Copy every line that holds "name".
=== Entries ===
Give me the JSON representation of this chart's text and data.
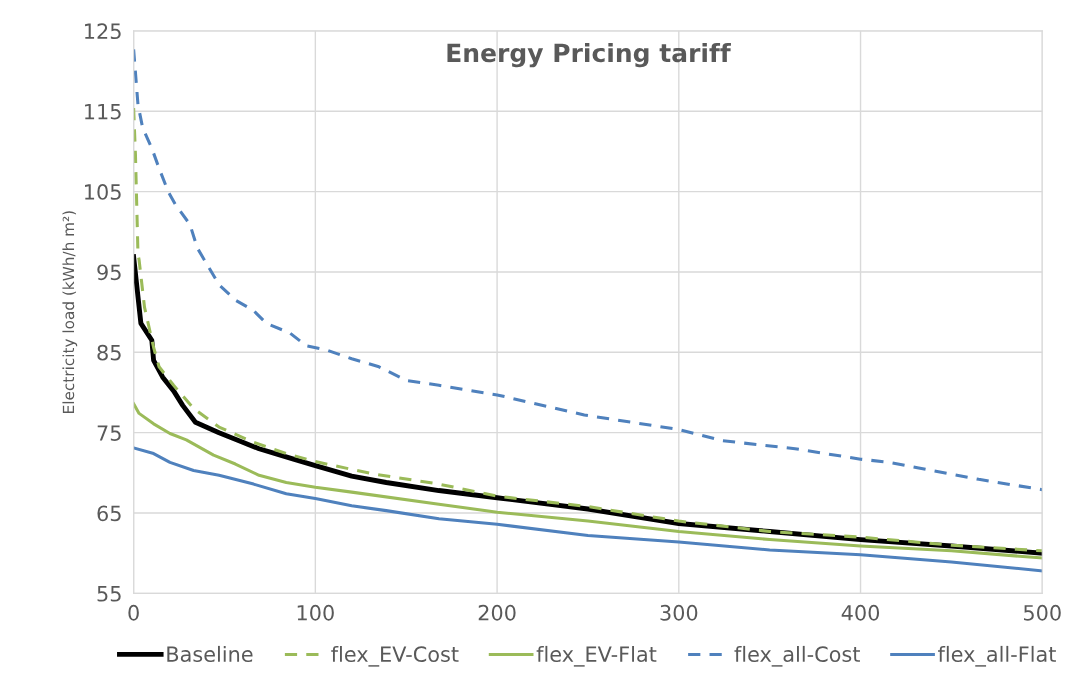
{
  "chart_data": {
    "type": "line",
    "title": "Energy Pricing tariff",
    "ylabel": "Electricity load (kWh/h m²)",
    "xlim": [
      0,
      500
    ],
    "xticks": [
      0,
      100,
      200,
      300,
      400,
      500
    ],
    "ylim": [
      55,
      125
    ],
    "yticks": [
      55,
      65,
      75,
      85,
      95,
      105,
      115,
      125
    ],
    "grid": true,
    "legend": "bottom",
    "marker": "none",
    "series": [
      {
        "name": "Baseline",
        "color": "#000000",
        "line_style": "solid",
        "x": [
          0,
          4,
          10,
          11,
          16,
          22,
          27,
          34,
          47,
          58,
          69,
          78,
          88,
          100,
          120,
          139,
          168,
          200,
          250,
          300,
          350,
          400,
          450,
          500
        ],
        "values": [
          96.9,
          88.6,
          86.5,
          84.0,
          81.9,
          80.2,
          78.4,
          76.3,
          75.0,
          74.0,
          73.0,
          72.4,
          71.7,
          70.9,
          69.6,
          68.8,
          67.8,
          66.9,
          65.5,
          63.7,
          62.7,
          61.7,
          60.9,
          60.0
        ]
      },
      {
        "name": "flex_EV-Cost",
        "color": "#9bbb59",
        "line_style": "dashed",
        "x": [
          0,
          1,
          2.4,
          3,
          6,
          11,
          14,
          22,
          33,
          47,
          66,
          84,
          100,
          131,
          168,
          200,
          250,
          300,
          350,
          400,
          450,
          500
        ],
        "values": [
          115.4,
          109.6,
          97.2,
          96.5,
          90.6,
          85.6,
          83.2,
          80.9,
          78.0,
          75.7,
          73.8,
          72.4,
          71.4,
          69.9,
          68.6,
          67.1,
          65.8,
          64.0,
          62.7,
          62.0,
          61.0,
          60.3
        ]
      },
      {
        "name": "flex_EV-Flat",
        "color": "#9bbb59",
        "line_style": "solid",
        "x": [
          0,
          3,
          11,
          20,
          29,
          44,
          56,
          69,
          84,
          100,
          120,
          168,
          200,
          250,
          300,
          350,
          400,
          450,
          500
        ],
        "values": [
          78.6,
          77.4,
          76.1,
          74.9,
          74.1,
          72.2,
          71.1,
          69.7,
          68.8,
          68.2,
          67.6,
          66.1,
          65.1,
          64.0,
          62.7,
          61.7,
          60.9,
          60.3,
          59.4
        ]
      },
      {
        "name": "flex_all-Cost",
        "color": "#4f81bd",
        "line_style": "dashed",
        "x": [
          0,
          2.4,
          5,
          10,
          14,
          19,
          23,
          31,
          35,
          41,
          47,
          56,
          66,
          73,
          86,
          95,
          106,
          120,
          135,
          150,
          168,
          200,
          248,
          300,
          324,
          364,
          400,
          416,
          432,
          465,
          500
        ],
        "values": [
          122.7,
          115.8,
          112.9,
          110.4,
          107.9,
          105.0,
          103.4,
          100.9,
          98.0,
          95.7,
          93.4,
          91.5,
          90.2,
          88.6,
          87.4,
          85.8,
          85.3,
          84.2,
          83.2,
          81.5,
          80.9,
          79.7,
          77.2,
          75.4,
          74.0,
          73.0,
          71.7,
          71.3,
          70.6,
          69.2,
          67.9
        ]
      },
      {
        "name": "flex_all-Flat",
        "color": "#4f81bd",
        "line_style": "solid",
        "x": [
          0,
          11,
          20,
          33,
          47,
          66,
          84,
          100,
          120,
          139,
          168,
          200,
          250,
          300,
          350,
          400,
          450,
          500
        ],
        "values": [
          73.1,
          72.4,
          71.3,
          70.3,
          69.7,
          68.6,
          67.4,
          66.8,
          65.9,
          65.3,
          64.3,
          63.6,
          62.2,
          61.4,
          60.4,
          59.8,
          58.9,
          57.8
        ]
      }
    ]
  }
}
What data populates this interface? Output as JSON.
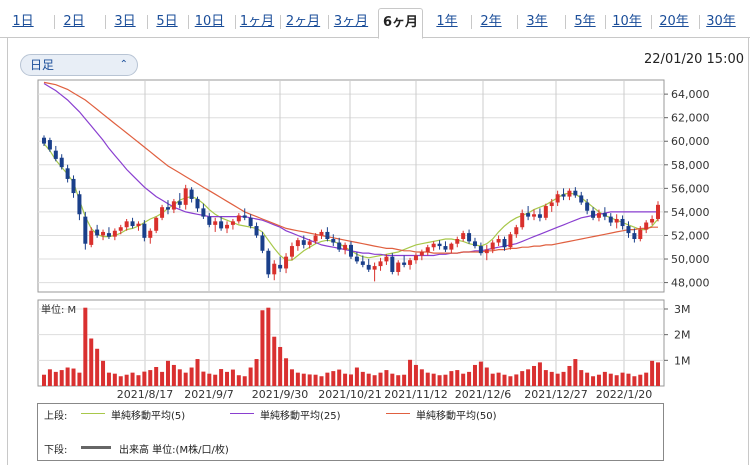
{
  "tabs": [
    "1日",
    "2日",
    "3日",
    "5日",
    "10日",
    "1ヶ月",
    "2ヶ月",
    "3ヶ月",
    "6ヶ月",
    "1年",
    "2年",
    "3年",
    "5年",
    "10年",
    "20年",
    "30年"
  ],
  "active_tab": "6ヶ月",
  "period_select": {
    "value": "日足",
    "icon": "chevron-updown-icon"
  },
  "timestamp": "22/01/20 15:00",
  "colors": {
    "up": "#d9302c",
    "down": "#1a3f8a",
    "ma5": "#a8c84a",
    "ma25": "#8a3fd0",
    "ma50": "#e06040",
    "volume": "#d93030",
    "link": "#1a4d99"
  },
  "chart_data": {
    "type": "candlestick",
    "price_axis": {
      "ylim": [
        47200,
        65200
      ],
      "ticks": [
        "48,000",
        "50,000",
        "52,000",
        "54,000",
        "56,000",
        "58,000",
        "60,000",
        "62,000",
        "64,000"
      ],
      "tick_values": [
        48000,
        50000,
        52000,
        54000,
        56000,
        58000,
        60000,
        62000,
        64000
      ]
    },
    "x_tick_labels": [
      "2021/8/17",
      "2021/9/7",
      "2021/9/30",
      "2021/10/21",
      "2021/11/12",
      "2021/12/6",
      "2021/12/27",
      "2022/1/20"
    ],
    "volume_axis": {
      "unit_label": "単位: M",
      "ticks": [
        "1M",
        "2M",
        "3M"
      ],
      "tick_values": [
        1,
        2,
        3
      ],
      "ylim": [
        0,
        3.35
      ]
    },
    "series": [
      {
        "name": "単純移動平均(5)",
        "values": [
          59800,
          59200,
          58400,
          57800,
          57200,
          56500,
          55000,
          53600,
          52600,
          52100,
          51900,
          51900,
          52000,
          52200,
          52500,
          52600,
          52800,
          53100,
          53400,
          53600,
          53900,
          54300,
          54600,
          55000,
          55200,
          55300,
          55100,
          54700,
          54200,
          53800,
          53500,
          53300,
          53100,
          52900,
          52800,
          52700,
          52600,
          52300,
          51600,
          50900,
          50300,
          49900,
          49900,
          50300,
          50700,
          51000,
          51300,
          51500,
          51600,
          51500,
          51300,
          51000,
          50700,
          50400,
          50200,
          50100,
          50200,
          50300,
          50400,
          50500,
          50600,
          50800,
          51000,
          51200,
          51300,
          51400,
          51500,
          51600,
          51700,
          51700,
          51600,
          51500,
          51300,
          51200,
          51100,
          51300,
          51700,
          52300,
          52800,
          53200,
          53500,
          53700,
          53900,
          54200,
          54400,
          54600,
          54900,
          55200,
          55500,
          55600,
          55500,
          55200,
          54800,
          54400,
          54000,
          53700,
          53500,
          53300,
          53100,
          52900,
          52700,
          52500,
          52500,
          52800,
          53400
        ]
      },
      {
        "name": "単純移動平均(25)",
        "values": [
          64900,
          64600,
          64300,
          63900,
          63500,
          63000,
          62500,
          61900,
          61300,
          60700,
          60100,
          59400,
          58800,
          58200,
          57600,
          57100,
          56600,
          56100,
          55700,
          55300,
          55000,
          54700,
          54400,
          54200,
          54000,
          53900,
          53800,
          53700,
          53600,
          53600,
          53600,
          53600,
          53600,
          53600,
          53600,
          53500,
          53400,
          53300,
          53100,
          52900,
          52700,
          52400,
          52200,
          52000,
          51800,
          51600,
          51400,
          51200,
          51100,
          51000,
          50900,
          50800,
          50700,
          50600,
          50500,
          50500,
          50400,
          50400,
          50300,
          50300,
          50300,
          50300,
          50300,
          50300,
          50300,
          50300,
          50300,
          50400,
          50400,
          50500,
          50500,
          50600,
          50600,
          50700,
          50700,
          50800,
          50900,
          51000,
          51100,
          51200,
          51300,
          51500,
          51700,
          51900,
          52100,
          52300,
          52500,
          52700,
          52900,
          53100,
          53300,
          53500,
          53600,
          53700,
          53800,
          53900,
          54000,
          54000,
          54000,
          54000,
          54000,
          54000,
          54000,
          54000,
          54000
        ]
      },
      {
        "name": "単純移動平均(50)",
        "values": [
          65000,
          64900,
          64800,
          64600,
          64400,
          64100,
          63800,
          63500,
          63100,
          62700,
          62300,
          61900,
          61500,
          61100,
          60700,
          60300,
          59900,
          59500,
          59100,
          58700,
          58300,
          57900,
          57600,
          57300,
          57000,
          56700,
          56400,
          56100,
          55800,
          55500,
          55200,
          54900,
          54600,
          54300,
          54000,
          53800,
          53600,
          53400,
          53200,
          53000,
          52800,
          52600,
          52500,
          52400,
          52300,
          52200,
          52100,
          52000,
          51900,
          51800,
          51700,
          51600,
          51500,
          51400,
          51300,
          51200,
          51100,
          51000,
          50900,
          50900,
          50800,
          50700,
          50700,
          50600,
          50600,
          50600,
          50500,
          50500,
          50500,
          50500,
          50500,
          50600,
          50600,
          50600,
          50600,
          50700,
          50700,
          50800,
          50800,
          50900,
          50900,
          51000,
          51000,
          51100,
          51100,
          51200,
          51200,
          51300,
          51400,
          51500,
          51600,
          51700,
          51800,
          51900,
          52000,
          52100,
          52200,
          52300,
          52400,
          52500,
          52500,
          52600,
          52600,
          52700,
          52700
        ]
      }
    ],
    "candles": [
      [
        60300,
        60500,
        59600,
        59800
      ],
      [
        60100,
        60300,
        59100,
        59300
      ],
      [
        59200,
        59600,
        58300,
        58500
      ],
      [
        58600,
        58900,
        57600,
        57800
      ],
      [
        57700,
        58000,
        56500,
        56800
      ],
      [
        56800,
        57100,
        55200,
        55600
      ],
      [
        55500,
        55800,
        53300,
        53800
      ],
      [
        53600,
        54000,
        50800,
        51300
      ],
      [
        51200,
        52700,
        51000,
        52400
      ],
      [
        52500,
        52900,
        51800,
        52000
      ],
      [
        52000,
        52500,
        51600,
        52300
      ],
      [
        52200,
        52700,
        51700,
        51900
      ],
      [
        51900,
        52600,
        51600,
        52400
      ],
      [
        52400,
        52900,
        52100,
        52700
      ],
      [
        52700,
        53400,
        52400,
        53200
      ],
      [
        53200,
        53500,
        52600,
        52800
      ],
      [
        52800,
        53200,
        52400,
        53000
      ],
      [
        53000,
        53300,
        51500,
        51800
      ],
      [
        51800,
        52600,
        51300,
        52400
      ],
      [
        52400,
        53600,
        52200,
        53500
      ],
      [
        53500,
        54600,
        53300,
        54400
      ],
      [
        54400,
        55000,
        53800,
        54200
      ],
      [
        54200,
        55100,
        53900,
        54900
      ],
      [
        54900,
        55600,
        54300,
        54600
      ],
      [
        54600,
        56300,
        54200,
        56000
      ],
      [
        55900,
        56100,
        54800,
        55100
      ],
      [
        55100,
        55300,
        54000,
        54300
      ],
      [
        54300,
        54700,
        53400,
        53600
      ],
      [
        53600,
        53900,
        52700,
        52900
      ],
      [
        52900,
        53500,
        52300,
        53200
      ],
      [
        53200,
        53600,
        52400,
        52600
      ],
      [
        52600,
        53200,
        52200,
        52900
      ],
      [
        52900,
        53400,
        52500,
        53200
      ],
      [
        53200,
        53900,
        53000,
        53700
      ],
      [
        53700,
        54300,
        53300,
        53500
      ],
      [
        53500,
        53800,
        52600,
        52800
      ],
      [
        52800,
        53100,
        51800,
        52000
      ],
      [
        52000,
        52300,
        50500,
        50700
      ],
      [
        50700,
        50900,
        48400,
        48700
      ],
      [
        48700,
        49900,
        48200,
        49600
      ],
      [
        49500,
        50200,
        48900,
        49200
      ],
      [
        49200,
        50500,
        48800,
        50200
      ],
      [
        50200,
        51400,
        49900,
        51100
      ],
      [
        51100,
        51800,
        50700,
        51600
      ],
      [
        51600,
        52000,
        50900,
        51200
      ],
      [
        51200,
        51700,
        50900,
        51500
      ],
      [
        51500,
        52200,
        51300,
        52000
      ],
      [
        52000,
        52500,
        51700,
        52300
      ],
      [
        52300,
        52700,
        51500,
        51700
      ],
      [
        51700,
        52100,
        51100,
        51400
      ],
      [
        51400,
        51800,
        50600,
        50800
      ],
      [
        50800,
        51400,
        50400,
        51200
      ],
      [
        51200,
        51500,
        50000,
        50200
      ],
      [
        50200,
        50600,
        49600,
        49800
      ],
      [
        49800,
        50300,
        49300,
        49500
      ],
      [
        49500,
        50000,
        48900,
        49100
      ],
      [
        49100,
        49700,
        48100,
        49400
      ],
      [
        49400,
        50100,
        49000,
        49800
      ],
      [
        49800,
        50400,
        49500,
        50200
      ],
      [
        50200,
        50500,
        48700,
        48900
      ],
      [
        48900,
        49900,
        48600,
        49700
      ],
      [
        49700,
        50300,
        49300,
        49500
      ],
      [
        49500,
        50100,
        49100,
        49900
      ],
      [
        49900,
        50500,
        49600,
        50300
      ],
      [
        50300,
        50800,
        49900,
        50600
      ],
      [
        50600,
        51200,
        50300,
        51000
      ],
      [
        51000,
        51500,
        50700,
        51300
      ],
      [
        51300,
        51600,
        50800,
        51100
      ],
      [
        51100,
        51500,
        50600,
        50800
      ],
      [
        50800,
        51400,
        50500,
        51300
      ],
      [
        51300,
        51900,
        51000,
        51700
      ],
      [
        51700,
        52400,
        51500,
        52200
      ],
      [
        52200,
        52500,
        51300,
        51500
      ],
      [
        51500,
        51800,
        50900,
        51100
      ],
      [
        51100,
        51400,
        50300,
        50500
      ],
      [
        50500,
        51200,
        49900,
        50800
      ],
      [
        50800,
        51600,
        50500,
        51400
      ],
      [
        51400,
        52000,
        51100,
        51700
      ],
      [
        51700,
        51900,
        50700,
        51000
      ],
      [
        51000,
        52300,
        50800,
        52100
      ],
      [
        52100,
        52900,
        51800,
        52700
      ],
      [
        52700,
        54200,
        52500,
        53900
      ],
      [
        53900,
        54500,
        53300,
        53600
      ],
      [
        53600,
        54200,
        53300,
        53800
      ],
      [
        53800,
        54300,
        53200,
        53500
      ],
      [
        53500,
        54700,
        53300,
        54500
      ],
      [
        54500,
        55100,
        54000,
        54800
      ],
      [
        54800,
        55800,
        54500,
        55500
      ],
      [
        55500,
        56000,
        55000,
        55300
      ],
      [
        55300,
        56000,
        55000,
        55800
      ],
      [
        55800,
        56100,
        55200,
        55400
      ],
      [
        55400,
        55700,
        54600,
        54800
      ],
      [
        54800,
        55100,
        53800,
        54100
      ],
      [
        54100,
        54400,
        53300,
        53500
      ],
      [
        53500,
        54200,
        53200,
        53900
      ],
      [
        53900,
        54400,
        53300,
        53600
      ],
      [
        53600,
        53900,
        52800,
        53100
      ],
      [
        53100,
        53800,
        52600,
        53400
      ],
      [
        53400,
        53700,
        52500,
        52800
      ],
      [
        52800,
        53200,
        51800,
        52200
      ],
      [
        52200,
        52600,
        51400,
        51700
      ],
      [
        51700,
        52800,
        51500,
        52500
      ],
      [
        52500,
        53300,
        52200,
        53100
      ],
      [
        53100,
        53700,
        52900,
        53400
      ],
      [
        53400,
        54900,
        53200,
        54600
      ]
    ],
    "volume": [
      0.44,
      0.65,
      0.55,
      0.62,
      0.72,
      0.68,
      0.52,
      3.05,
      1.85,
      1.45,
      0.98,
      0.52,
      0.48,
      0.38,
      0.44,
      0.52,
      0.42,
      0.56,
      0.62,
      0.74,
      0.55,
      0.98,
      0.82,
      0.65,
      0.52,
      0.72,
      1.05,
      0.56,
      0.48,
      0.44,
      0.66,
      0.55,
      0.64,
      0.42,
      0.38,
      0.72,
      1.05,
      2.95,
      3.05,
      1.92,
      1.52,
      1.08,
      0.65,
      0.52,
      0.48,
      0.45,
      0.44,
      0.38,
      0.52,
      0.58,
      0.64,
      0.48,
      0.45,
      0.72,
      0.55,
      0.48,
      0.42,
      0.52,
      0.62,
      0.48,
      0.42,
      0.44,
      1.02,
      0.82,
      0.65,
      0.52,
      0.48,
      0.42,
      0.44,
      0.58,
      0.62,
      0.48,
      0.55,
      0.82,
      0.95,
      0.72,
      0.48,
      0.52,
      0.44,
      0.38,
      0.45,
      0.58,
      0.65,
      0.78,
      0.92,
      0.62,
      0.55,
      0.48,
      0.55,
      0.78,
      1.05,
      0.62,
      0.52,
      0.38,
      0.44,
      0.55,
      0.48,
      0.42,
      0.52,
      0.48,
      0.38,
      0.44,
      0.52,
      0.98,
      0.92
    ]
  },
  "legend": {
    "upper_label": "上段:",
    "lower_label": "下段:",
    "ma5_label": "単純移動平均(5)",
    "ma25_label": "単純移動平均(25)",
    "ma50_label": "単純移動平均(50)",
    "volume_label": "出来高 単位:(M株/口/枚)"
  }
}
===
● Final answer:
        "name": "Baseline",
        "name": "flex_EV-Cost",
        "name": "flex_EV-Flat",
        "name": "flex_all-Cost",
        "name": "flex_all-Flat",
        "name": "単純移動平均(5)",
        "name": "単純移動平均(25)",
        "name": "単純移動平均(50)",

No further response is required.